▸ **Data records**
★ ★ ★ ★ ★ ★ ★

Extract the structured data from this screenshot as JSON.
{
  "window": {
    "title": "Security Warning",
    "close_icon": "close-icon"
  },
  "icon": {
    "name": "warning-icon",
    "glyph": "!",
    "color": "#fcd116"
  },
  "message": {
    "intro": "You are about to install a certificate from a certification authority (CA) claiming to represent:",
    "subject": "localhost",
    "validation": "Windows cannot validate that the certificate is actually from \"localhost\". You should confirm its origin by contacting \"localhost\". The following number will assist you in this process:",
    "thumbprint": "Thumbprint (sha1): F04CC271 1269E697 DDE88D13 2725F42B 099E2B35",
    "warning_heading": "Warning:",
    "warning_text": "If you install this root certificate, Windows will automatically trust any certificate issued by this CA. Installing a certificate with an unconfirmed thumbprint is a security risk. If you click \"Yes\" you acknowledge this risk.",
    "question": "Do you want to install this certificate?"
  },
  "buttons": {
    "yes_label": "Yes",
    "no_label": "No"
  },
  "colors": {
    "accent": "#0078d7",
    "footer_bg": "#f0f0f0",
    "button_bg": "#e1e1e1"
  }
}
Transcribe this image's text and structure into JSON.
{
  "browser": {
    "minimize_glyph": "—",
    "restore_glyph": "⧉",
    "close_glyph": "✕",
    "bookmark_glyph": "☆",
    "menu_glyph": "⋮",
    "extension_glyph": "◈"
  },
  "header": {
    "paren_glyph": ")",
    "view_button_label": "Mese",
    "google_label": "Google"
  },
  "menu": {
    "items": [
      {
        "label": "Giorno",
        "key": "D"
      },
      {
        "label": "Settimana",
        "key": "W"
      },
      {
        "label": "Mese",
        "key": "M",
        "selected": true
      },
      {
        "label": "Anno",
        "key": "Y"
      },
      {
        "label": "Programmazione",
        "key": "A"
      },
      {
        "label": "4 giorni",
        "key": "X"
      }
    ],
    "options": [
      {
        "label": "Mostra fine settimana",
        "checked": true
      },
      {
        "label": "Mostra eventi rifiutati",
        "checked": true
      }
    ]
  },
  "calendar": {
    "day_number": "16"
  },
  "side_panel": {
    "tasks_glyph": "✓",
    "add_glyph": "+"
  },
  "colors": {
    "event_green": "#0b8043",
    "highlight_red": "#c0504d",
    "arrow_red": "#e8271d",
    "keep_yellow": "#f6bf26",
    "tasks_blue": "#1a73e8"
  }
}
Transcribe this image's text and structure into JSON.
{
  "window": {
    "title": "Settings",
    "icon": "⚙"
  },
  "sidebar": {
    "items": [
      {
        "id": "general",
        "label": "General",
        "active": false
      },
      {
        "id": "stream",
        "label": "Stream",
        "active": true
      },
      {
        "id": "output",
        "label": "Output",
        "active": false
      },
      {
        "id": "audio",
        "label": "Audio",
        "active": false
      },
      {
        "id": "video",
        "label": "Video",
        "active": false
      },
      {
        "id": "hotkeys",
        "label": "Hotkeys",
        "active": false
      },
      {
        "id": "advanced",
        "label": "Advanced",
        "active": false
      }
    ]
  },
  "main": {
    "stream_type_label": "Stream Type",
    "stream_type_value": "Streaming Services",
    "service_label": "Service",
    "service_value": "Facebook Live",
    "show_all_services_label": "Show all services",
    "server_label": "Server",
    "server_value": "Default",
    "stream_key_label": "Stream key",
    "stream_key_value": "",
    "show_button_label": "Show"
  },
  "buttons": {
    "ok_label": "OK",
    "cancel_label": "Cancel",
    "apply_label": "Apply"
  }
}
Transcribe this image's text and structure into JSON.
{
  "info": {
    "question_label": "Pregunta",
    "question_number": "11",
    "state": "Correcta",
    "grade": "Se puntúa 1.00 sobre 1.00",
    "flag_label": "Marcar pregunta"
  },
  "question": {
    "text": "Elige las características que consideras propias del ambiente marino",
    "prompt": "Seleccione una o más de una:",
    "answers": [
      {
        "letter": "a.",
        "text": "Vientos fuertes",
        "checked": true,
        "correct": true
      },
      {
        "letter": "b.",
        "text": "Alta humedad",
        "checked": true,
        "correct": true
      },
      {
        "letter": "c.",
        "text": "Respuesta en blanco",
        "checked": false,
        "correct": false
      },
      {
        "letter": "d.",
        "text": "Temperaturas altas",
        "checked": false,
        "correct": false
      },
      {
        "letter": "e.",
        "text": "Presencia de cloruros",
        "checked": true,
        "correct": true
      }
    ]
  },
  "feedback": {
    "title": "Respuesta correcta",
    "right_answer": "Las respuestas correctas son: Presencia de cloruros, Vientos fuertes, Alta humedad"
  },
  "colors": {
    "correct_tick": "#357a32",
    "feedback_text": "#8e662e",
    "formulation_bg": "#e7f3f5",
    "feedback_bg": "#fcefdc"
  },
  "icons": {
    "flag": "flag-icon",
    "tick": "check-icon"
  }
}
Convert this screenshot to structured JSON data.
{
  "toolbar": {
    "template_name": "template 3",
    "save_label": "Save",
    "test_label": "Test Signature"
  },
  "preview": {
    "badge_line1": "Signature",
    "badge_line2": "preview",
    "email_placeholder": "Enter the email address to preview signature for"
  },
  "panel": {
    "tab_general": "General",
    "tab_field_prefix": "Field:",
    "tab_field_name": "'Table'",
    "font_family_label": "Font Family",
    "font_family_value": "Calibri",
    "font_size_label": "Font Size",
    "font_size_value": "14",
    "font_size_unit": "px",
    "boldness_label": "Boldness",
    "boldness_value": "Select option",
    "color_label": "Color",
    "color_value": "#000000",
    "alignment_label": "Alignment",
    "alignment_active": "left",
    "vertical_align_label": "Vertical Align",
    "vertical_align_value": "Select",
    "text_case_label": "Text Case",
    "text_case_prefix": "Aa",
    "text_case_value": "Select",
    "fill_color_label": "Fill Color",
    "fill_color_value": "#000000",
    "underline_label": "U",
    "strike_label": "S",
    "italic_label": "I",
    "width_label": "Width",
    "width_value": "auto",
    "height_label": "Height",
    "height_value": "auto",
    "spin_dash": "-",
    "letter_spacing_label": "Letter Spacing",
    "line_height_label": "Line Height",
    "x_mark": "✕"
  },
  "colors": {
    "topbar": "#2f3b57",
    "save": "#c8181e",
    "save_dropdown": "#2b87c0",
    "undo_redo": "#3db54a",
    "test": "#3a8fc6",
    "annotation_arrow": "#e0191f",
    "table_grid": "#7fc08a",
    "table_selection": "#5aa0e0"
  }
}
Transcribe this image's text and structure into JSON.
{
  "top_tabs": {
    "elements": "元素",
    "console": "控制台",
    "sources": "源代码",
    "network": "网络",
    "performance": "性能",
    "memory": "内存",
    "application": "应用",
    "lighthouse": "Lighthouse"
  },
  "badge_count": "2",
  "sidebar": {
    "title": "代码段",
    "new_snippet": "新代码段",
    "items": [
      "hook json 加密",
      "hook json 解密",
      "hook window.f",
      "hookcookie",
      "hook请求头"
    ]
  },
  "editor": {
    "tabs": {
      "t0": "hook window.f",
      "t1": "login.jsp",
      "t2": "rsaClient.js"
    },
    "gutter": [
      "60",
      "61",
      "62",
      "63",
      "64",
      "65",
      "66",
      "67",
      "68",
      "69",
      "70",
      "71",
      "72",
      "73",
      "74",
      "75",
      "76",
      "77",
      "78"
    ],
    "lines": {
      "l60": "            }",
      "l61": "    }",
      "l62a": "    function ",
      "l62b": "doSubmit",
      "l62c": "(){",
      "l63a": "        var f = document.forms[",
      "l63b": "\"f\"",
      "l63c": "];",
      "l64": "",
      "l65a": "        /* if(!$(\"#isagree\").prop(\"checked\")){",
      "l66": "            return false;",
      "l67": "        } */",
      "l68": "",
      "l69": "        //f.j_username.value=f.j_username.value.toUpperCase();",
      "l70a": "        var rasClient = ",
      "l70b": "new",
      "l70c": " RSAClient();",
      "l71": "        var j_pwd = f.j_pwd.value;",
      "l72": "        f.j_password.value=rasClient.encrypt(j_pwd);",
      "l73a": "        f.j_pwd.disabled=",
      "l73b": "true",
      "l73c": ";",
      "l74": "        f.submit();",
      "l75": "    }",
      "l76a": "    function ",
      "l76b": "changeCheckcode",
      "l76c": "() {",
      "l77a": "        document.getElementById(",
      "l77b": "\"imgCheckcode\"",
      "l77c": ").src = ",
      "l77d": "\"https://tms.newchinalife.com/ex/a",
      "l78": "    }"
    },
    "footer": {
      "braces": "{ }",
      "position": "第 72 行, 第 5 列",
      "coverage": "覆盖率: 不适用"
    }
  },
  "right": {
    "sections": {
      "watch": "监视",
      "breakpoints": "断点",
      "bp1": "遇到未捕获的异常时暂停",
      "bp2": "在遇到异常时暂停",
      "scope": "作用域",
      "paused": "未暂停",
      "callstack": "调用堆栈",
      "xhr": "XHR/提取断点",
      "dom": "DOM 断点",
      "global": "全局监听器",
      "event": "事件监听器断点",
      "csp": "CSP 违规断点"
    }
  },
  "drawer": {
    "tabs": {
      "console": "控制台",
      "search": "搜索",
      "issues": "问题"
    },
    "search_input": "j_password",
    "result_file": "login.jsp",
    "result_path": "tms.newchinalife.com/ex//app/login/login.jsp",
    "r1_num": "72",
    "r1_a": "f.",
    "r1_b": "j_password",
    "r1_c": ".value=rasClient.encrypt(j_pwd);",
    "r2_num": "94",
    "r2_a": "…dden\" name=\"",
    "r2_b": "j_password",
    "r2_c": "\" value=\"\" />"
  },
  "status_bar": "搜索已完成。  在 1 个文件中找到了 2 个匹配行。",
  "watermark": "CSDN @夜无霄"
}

★ ★ ★ ★ ★ ★ ★

▸ **What to do**
Pull out all lines from the entries above that include the word "structured".

▸ **Result for this task**
Extract the structured data from this screenshot as JSON.
Convert this screenshot to structured JSON data.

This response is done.